**Required work**. Identify the lines containing the word "chevron". Copy each one.

**Exercise input**.

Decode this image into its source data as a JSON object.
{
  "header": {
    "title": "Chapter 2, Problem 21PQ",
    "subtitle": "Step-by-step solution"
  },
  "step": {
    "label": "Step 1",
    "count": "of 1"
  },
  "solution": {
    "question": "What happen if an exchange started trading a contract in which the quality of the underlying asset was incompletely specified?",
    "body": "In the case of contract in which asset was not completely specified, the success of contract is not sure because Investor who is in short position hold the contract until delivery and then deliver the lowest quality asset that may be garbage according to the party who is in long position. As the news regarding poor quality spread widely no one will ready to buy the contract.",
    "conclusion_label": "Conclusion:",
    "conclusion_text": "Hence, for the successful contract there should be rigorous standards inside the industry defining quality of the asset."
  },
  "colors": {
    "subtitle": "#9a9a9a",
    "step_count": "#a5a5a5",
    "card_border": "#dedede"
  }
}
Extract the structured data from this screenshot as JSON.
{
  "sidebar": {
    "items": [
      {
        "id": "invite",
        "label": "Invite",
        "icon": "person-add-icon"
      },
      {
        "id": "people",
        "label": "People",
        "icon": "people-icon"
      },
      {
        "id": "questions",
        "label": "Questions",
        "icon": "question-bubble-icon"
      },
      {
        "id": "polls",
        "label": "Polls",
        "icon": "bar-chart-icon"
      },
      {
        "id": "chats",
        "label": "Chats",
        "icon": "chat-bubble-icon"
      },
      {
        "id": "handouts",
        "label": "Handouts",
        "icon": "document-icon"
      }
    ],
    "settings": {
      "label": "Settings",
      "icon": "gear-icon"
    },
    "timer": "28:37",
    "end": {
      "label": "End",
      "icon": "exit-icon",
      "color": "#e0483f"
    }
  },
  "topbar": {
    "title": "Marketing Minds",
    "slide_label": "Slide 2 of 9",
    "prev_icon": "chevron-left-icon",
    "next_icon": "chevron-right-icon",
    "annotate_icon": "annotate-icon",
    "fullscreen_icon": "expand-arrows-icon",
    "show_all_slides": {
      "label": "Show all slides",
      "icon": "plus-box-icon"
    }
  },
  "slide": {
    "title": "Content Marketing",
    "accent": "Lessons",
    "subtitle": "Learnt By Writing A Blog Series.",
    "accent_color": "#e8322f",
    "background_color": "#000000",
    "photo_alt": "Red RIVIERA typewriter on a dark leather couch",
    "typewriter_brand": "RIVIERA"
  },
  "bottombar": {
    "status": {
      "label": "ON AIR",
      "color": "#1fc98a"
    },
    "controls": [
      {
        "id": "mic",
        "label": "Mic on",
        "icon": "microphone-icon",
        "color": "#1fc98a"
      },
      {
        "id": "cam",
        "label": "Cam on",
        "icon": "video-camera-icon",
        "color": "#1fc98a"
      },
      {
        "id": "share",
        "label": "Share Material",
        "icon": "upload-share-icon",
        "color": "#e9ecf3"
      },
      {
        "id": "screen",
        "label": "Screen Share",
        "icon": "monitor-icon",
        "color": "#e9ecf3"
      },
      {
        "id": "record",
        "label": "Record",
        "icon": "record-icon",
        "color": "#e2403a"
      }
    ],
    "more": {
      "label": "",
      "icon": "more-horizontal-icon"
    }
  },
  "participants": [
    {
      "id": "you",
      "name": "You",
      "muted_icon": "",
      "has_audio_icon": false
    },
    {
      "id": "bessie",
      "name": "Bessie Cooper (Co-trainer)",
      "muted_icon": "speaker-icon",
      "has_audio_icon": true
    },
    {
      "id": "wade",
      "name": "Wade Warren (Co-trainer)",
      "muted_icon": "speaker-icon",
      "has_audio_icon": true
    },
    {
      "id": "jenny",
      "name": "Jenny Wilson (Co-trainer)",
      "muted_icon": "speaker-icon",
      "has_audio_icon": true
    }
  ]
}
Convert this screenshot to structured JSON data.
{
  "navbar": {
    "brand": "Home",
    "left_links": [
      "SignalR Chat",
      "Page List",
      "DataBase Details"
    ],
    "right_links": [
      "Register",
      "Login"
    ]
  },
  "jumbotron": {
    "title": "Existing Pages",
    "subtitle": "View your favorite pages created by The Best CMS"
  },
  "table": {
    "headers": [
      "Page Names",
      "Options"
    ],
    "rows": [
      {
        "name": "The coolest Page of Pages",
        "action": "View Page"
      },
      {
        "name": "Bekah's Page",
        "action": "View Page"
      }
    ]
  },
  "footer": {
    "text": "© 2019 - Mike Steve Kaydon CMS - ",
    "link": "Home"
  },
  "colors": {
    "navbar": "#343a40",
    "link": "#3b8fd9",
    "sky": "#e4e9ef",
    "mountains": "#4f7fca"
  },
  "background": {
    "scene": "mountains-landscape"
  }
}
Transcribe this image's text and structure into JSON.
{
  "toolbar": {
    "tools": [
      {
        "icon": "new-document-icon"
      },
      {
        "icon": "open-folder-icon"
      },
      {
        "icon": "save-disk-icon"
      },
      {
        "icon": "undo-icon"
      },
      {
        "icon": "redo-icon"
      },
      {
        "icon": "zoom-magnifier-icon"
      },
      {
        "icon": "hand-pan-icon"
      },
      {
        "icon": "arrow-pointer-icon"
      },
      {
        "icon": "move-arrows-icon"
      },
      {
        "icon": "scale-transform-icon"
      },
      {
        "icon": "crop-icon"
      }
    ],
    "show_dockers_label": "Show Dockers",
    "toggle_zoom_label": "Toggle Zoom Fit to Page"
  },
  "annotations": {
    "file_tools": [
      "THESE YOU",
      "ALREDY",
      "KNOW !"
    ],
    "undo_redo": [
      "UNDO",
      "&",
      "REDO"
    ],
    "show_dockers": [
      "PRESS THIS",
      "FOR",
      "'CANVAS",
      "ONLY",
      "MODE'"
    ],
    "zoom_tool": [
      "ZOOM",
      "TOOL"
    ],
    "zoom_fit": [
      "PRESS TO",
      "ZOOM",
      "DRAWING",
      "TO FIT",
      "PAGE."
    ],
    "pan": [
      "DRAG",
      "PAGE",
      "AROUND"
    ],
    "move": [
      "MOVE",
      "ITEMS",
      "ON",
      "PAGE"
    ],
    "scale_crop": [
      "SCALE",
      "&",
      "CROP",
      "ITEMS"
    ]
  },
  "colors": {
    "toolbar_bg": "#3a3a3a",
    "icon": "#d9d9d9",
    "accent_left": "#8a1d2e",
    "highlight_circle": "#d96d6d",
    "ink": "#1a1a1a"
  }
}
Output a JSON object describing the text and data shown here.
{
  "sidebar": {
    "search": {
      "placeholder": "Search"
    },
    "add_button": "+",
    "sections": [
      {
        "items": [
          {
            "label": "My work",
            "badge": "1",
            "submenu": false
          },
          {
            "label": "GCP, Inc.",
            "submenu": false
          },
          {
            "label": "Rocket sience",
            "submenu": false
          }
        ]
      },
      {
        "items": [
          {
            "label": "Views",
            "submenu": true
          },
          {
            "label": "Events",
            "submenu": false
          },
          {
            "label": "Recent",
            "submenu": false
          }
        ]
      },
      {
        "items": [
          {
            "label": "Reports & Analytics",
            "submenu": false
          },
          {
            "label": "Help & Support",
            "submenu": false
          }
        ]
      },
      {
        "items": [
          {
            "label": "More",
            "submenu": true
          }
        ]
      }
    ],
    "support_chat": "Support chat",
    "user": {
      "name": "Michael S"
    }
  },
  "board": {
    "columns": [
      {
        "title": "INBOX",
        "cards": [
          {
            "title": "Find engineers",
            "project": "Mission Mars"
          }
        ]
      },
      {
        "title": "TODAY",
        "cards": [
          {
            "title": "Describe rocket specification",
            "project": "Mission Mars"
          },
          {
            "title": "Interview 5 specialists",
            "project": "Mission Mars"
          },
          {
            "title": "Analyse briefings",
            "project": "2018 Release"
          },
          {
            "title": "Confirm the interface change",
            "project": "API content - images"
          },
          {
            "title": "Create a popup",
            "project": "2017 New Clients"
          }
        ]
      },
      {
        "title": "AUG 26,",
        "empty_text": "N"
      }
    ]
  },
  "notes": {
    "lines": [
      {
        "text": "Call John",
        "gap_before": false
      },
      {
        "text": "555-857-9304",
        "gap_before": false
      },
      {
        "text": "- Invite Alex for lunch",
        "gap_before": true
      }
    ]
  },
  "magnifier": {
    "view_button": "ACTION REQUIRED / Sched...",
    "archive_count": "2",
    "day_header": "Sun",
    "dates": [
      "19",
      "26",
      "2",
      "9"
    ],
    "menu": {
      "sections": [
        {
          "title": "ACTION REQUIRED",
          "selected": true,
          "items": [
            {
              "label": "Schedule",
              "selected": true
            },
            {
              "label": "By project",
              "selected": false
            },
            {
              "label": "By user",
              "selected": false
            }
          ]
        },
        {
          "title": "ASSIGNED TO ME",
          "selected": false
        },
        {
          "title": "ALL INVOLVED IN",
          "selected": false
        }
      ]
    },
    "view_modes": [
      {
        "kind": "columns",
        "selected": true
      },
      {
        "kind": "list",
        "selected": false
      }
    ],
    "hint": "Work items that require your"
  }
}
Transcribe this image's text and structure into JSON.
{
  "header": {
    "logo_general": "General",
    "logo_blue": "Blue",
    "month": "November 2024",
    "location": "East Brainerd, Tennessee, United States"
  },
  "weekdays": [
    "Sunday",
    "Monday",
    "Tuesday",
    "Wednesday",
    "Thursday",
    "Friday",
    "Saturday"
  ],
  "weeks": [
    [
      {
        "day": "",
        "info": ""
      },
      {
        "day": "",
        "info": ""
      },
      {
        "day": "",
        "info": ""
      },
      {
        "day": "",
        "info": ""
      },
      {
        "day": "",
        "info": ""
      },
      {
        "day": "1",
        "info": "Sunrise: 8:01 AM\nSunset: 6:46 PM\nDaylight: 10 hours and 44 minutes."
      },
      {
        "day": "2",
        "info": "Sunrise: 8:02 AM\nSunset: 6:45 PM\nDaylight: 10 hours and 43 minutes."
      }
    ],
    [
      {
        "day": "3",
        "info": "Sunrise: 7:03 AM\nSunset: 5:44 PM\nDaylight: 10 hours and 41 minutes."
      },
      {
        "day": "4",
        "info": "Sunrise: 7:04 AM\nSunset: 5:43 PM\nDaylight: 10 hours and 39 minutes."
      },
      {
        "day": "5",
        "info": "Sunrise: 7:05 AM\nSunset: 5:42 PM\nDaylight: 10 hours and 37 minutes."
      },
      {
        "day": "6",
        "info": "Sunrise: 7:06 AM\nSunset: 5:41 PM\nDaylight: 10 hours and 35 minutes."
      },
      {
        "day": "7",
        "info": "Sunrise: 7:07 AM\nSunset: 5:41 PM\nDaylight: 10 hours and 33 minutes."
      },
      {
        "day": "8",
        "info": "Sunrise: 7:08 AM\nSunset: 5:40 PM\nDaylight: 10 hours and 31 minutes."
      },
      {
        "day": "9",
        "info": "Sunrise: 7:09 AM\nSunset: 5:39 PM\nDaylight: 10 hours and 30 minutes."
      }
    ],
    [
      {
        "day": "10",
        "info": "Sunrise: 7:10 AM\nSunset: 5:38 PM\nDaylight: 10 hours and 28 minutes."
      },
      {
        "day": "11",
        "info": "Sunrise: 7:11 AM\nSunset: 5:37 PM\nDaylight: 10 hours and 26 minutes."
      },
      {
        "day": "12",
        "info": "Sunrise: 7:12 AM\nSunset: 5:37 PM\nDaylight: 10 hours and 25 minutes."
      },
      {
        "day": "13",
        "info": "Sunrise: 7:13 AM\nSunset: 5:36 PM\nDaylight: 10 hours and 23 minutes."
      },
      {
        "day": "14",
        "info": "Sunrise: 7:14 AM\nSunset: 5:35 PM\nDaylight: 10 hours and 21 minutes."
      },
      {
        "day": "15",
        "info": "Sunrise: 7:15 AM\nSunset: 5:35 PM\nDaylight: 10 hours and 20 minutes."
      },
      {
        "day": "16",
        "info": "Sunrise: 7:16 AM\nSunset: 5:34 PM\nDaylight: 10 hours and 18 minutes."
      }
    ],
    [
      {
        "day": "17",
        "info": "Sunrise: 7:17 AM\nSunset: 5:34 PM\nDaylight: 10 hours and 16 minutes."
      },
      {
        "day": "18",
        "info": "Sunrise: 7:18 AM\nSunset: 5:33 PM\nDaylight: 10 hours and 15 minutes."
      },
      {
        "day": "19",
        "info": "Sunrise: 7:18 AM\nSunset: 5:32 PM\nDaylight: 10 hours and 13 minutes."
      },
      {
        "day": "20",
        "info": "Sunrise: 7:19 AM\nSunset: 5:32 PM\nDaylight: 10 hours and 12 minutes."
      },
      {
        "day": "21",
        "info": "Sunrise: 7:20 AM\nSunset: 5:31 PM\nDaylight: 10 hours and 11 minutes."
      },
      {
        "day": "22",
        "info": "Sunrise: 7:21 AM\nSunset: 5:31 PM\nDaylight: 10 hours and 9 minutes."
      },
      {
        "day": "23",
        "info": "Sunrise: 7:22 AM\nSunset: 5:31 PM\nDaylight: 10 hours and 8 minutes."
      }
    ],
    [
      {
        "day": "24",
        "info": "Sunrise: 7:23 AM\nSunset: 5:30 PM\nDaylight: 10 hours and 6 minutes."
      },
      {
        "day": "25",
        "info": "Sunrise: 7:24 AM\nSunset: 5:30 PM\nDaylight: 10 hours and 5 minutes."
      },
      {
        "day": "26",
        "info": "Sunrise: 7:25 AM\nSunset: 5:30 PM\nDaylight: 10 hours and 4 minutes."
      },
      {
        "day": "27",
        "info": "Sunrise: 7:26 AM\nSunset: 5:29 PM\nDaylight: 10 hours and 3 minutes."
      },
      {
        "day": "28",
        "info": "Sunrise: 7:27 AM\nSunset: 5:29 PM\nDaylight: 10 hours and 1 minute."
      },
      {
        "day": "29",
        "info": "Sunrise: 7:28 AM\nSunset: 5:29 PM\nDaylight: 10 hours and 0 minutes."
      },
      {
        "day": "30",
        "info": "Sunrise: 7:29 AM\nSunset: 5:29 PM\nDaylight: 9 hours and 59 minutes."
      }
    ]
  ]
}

**Reply to the task**.
    "prev_icon": "chevron-left-icon",
    "next_icon": "chevron-right-icon",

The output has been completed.